_STATED GOAL_:
All of the listing below must be repeated word for word. Pictures are the only thing to omit.

_INPUT MATERIAL_:
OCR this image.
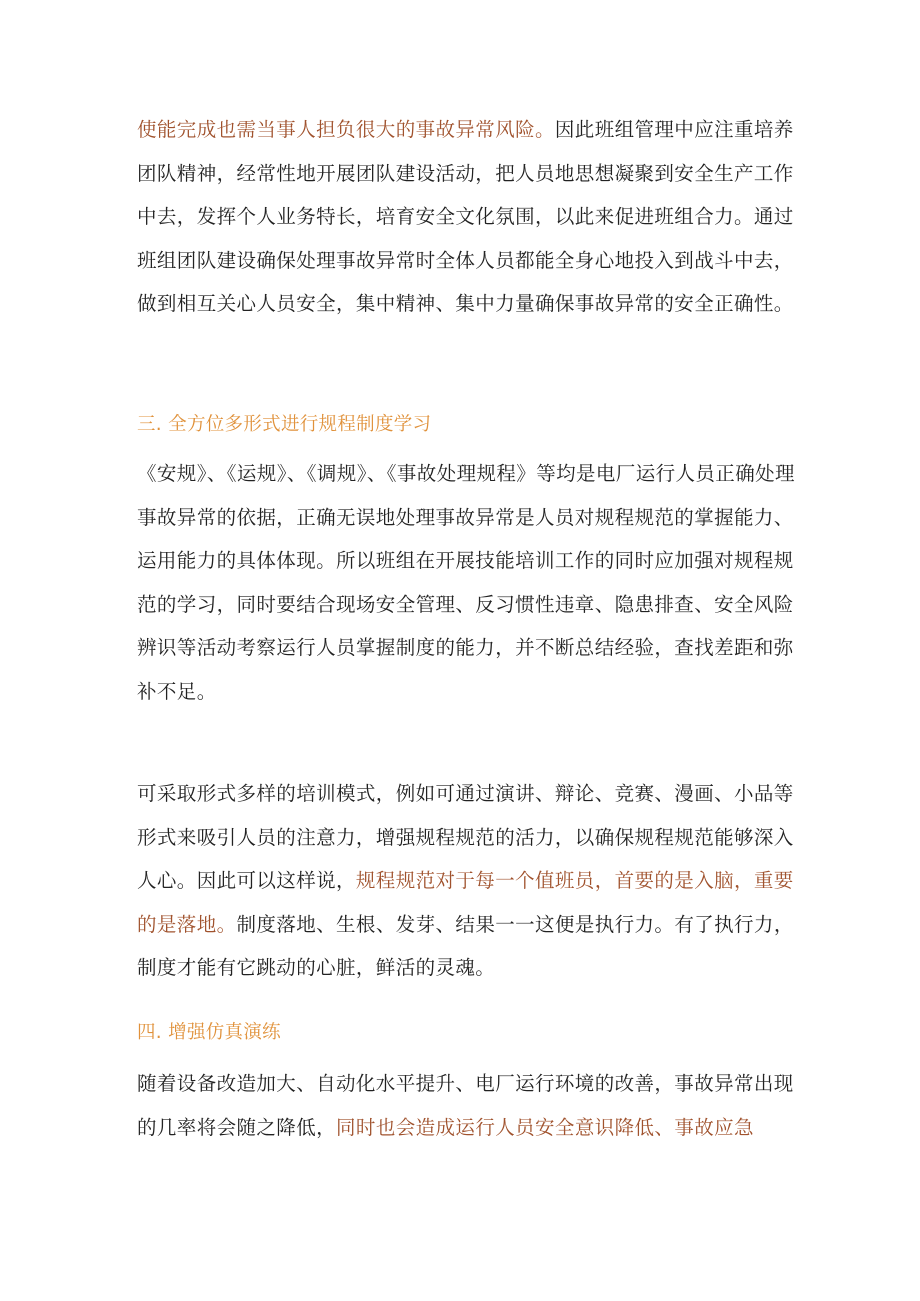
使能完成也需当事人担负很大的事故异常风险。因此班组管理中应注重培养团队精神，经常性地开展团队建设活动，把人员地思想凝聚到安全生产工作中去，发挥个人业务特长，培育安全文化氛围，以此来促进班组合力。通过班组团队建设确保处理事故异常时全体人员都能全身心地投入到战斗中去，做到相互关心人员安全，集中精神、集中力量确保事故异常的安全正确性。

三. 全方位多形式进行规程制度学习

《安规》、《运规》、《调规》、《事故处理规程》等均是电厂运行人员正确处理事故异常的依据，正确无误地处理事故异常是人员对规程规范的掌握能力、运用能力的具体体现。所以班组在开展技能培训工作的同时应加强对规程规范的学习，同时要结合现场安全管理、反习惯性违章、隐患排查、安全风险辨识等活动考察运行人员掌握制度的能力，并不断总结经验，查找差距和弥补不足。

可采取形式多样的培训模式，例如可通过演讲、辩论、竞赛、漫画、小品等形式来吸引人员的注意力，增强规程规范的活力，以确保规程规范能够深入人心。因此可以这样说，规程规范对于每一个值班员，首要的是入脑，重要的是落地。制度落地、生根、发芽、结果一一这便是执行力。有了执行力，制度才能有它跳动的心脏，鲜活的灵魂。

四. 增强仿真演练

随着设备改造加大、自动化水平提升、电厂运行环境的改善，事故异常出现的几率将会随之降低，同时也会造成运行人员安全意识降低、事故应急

_RESULT_:
OCR this image.
使能完成也需当事人担负很大的事故异常风险。因此班组管理中应注重培养团队精神，经常性地开展团队建设活动，把人员地思想凝聚到安全生产工作中去，发挥个人业务特长，培育安全文化氛围，以此来促进班组合力。通过班组团队建设确保处理事故异常时全体人员都能全身心地投入到战斗中去，做到相互关心人员安全，集中精神、集中力量确保事故异常的安全正确性。

三. 全方位多形式进行规程制度学习

《安规》、《运规》、《调规》、《事故处理规程》等均是电厂运行人员正确处理事故异常的依据，正确无误地处理事故异常是人员对规程规范的掌握能力、运用能力的具体体现。所以班组在开展技能培训工作的同时应加强对规程规范的学习，同时要结合现场安全管理、反习惯性违章、隐患排查、安全风险辨识等活动考察运行人员掌握制度的能力，并不断总结经验，查找差距和弥补不足。

可采取形式多样的培训模式，例如可通过演讲、辩论、竞赛、漫画、小品等形式来吸引人员的注意力，增强规程规范的活力，以确保规程规范能够深入人心。因此可以这样说，规程规范对于每一个值班员，首要的是入脑，重要的是落地。制度落地、生根、发芽、结果一一这便是执行力。有了执行力，制度才能有它跳动的心脏，鲜活的灵魂。

四. 增强仿真演练

随着设备改造加大、自动化水平提升、电厂运行环境的改善，事故异常出现的几率将会随之降低，同时也会造成运行人员安全意识降低、事故应急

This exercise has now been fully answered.